_JOBS:_
1. In the text on DC/EP's impacts on payment, condense the paragraph beginning "From Figure 5 and Figure 7" into a short bulleted list that keeps its main facts.
2. Carry on the text on DC/EP's impacts on payment, starting after its final sentence.

## Start TEXT BLOCK

Ⅲ.3. DC/EP’s Impacts on Payment
Figure 6 shows DC/EP’s impacts on the balance sheets of the central bank, commercial banks and users. I study the scenarios of DC/EP issuance and redemption on the wholesale side, and DC/EP deposit and withdrawal on the retail side. In Figure 6, drr stands for deposit reserve ratio. The middle of Figure 6 shows the scenario when the PBoC issues A units of DC/EP to a commercial bank, the deposit reserve falls by A (A<0 indicates redemption). The right side of Figure 6 shows the scenario when a user withdraws B units of DC/EP, his deposits in the commercial bank fall by B (B<0 indicates DC/EP deposit).
As can be seen from Figure 6, DC/EP issuance and redemption only change the composition of M0 but keep its aggregate amount unchanged. DC/EP deposit and withdrawal lead to the two-way conversion between commercial bank deposits and DC/EP, which will then lead to the change in deposit reserves.
If we replace DC/EP in Figure 5 and 6 with cash, the two figures exactly show the circulation process of cash. This shows how the PBoC tries to minimize DC/EP’s impacts on the current monetary system.
From Figure 5 and Figure 7, it is easy to see that DC/EP shares lots of similarities with third-party payment after China’s “direct link disconnected” reform. At present, all user funds of third-party payment institutions in China are kept in the PBoC. I think this is already a type of synthetic CBDC based on the account model. If DC/EP does well enough in term of technical efficiency and business development, DC/EP should produce user experiences similar to third-party payment. This indicates that DC/EP and third-party payment may compete with each other in the future.
In addition, DC/EP and third-party payment share the following similarities:
· Both are aimed at retail users.
· Both are centrally managed and based on the 2-tier bank account system.
· Both have complex impacts on money supply and money multipliers.
· Neither DC/EP nor third-party payment balance pays interest to users.
However, DC/EP are fundamentally different from third-party payment:
· They have very different implications regarding privacy protection. Third-party payment follows the tight account coupling model and is not anonymous. In contrast, DC/EP follows the loose account coupling model and achieves “controlled anonymity”.
· Third-party payment is a payment tool. Only users with the same third-party institution can make direct transfers between themselves. In contrast, DC/EP is a legal tender.
· DC/EP will help the PBoC to monitor the flow of funds and enforce regulation such as AML, CFT, and anti-tax evasion. The programmability of DC/EP will lead to innovations in macroeconomic policy. In contrast, third-party payment mainly replaces payment tools such as bank cards and cheques and does not have much significance as macroeconomic policy tool.

## End TEXT BLOCK
## Start SUPPLIED MATERIAL

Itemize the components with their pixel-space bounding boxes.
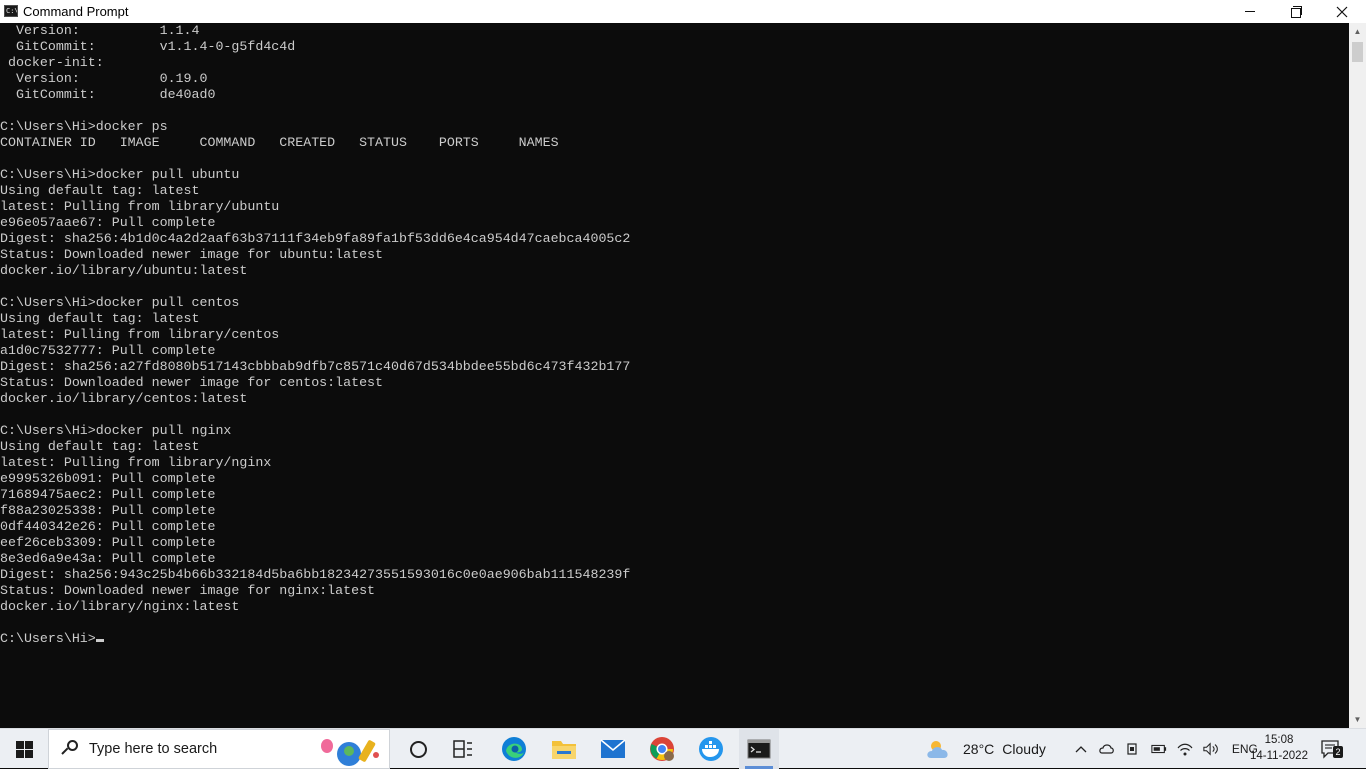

## End SUPPLIED MATERIAL

_ANSWERS TO THE EXERCISE:_
1.
- DC/EP has many similarities with third-party payment after China's "direct link disconnected" reform.
- All user funds of China's third-party payment institutions are currently kept in the PBoC, which the author considers already a type of synthetic CBDC based on the account model.
- If DC/EP performs well in technical efficiency and business development, it should offer user experiences similar to third-party payment.
- DC/EP and third-party payment may therefore compete in the future.

2.
Ⅲ.4. DC/EP’s Monetary Impacts
This section analyzes DC/EP’s monetary impacts from three perspectives. First, DC/EP’s implications for monetary policy. Second, DC/EP’s impacts on RMB internationalization. Third, how the private sector can participate in infrastructure building and promotion of DC/EP.
Ⅲ.4.1. DC/EP’s Implications for Monetary Policy
DC/EP does not pay interest. The PBoC also has no plan to fully replace cash with DC/EP. Therefore, DC/EP will not become a new monetary policy tool. This is quite different from the scenario that CBDC fully replaces cash and pays interest. In that scenario, interest rate of CBDC will be a powerful monetary policy tool, which can transmit directly from central banks to the public and will not be constrained by zero lower bound (ZLB) of nominate interest rate.
Besides, the development of DC/EP, like that of third-party payment, will cause contraction of M2, which indicates the shrink of the commercial bank sector.
Ⅲ.4.2. DC/EP’s Impacts on RMB Internationalization
DC/EP’s impacts on RMB internationalization are mainly through its impacts on cross-border payments. DC/EP will start a regime shift from the account model to the token model.
Before 2015, there were two main models of RMB cross-border payments, i.e. the correspondent model and the clearing model. In 2015, the PBoC launched CIPS (Figure 8). CIPS serves as the “highway” for RMB internationalization, providing clearing and settlement services across time zones for cross-border and offshore RMB transactions. Those methods all follow the account model. To participate, foreign banks need to offer RMB services, and foreign users need to have RMB deposit accounts.
In contrast, DC/EP only requires users to have DC/EP wallets, which is much easier to have than to open RMB deposit accounts. DC/EP transactions are cross-border by nature. So, DC/EP can effectively promote the use of RMB abroad (Figure 9).
However, cross-border payments are only a necessary but not a sufficient condition for RMB internationalization. To be an international currency, RMB should be freely convertible, stable in value, extensively used in international trade, and widely accepted abroad. Besides, China’s financial market should be well regulated, mature and open. China should also forcefully enforce property rights protection.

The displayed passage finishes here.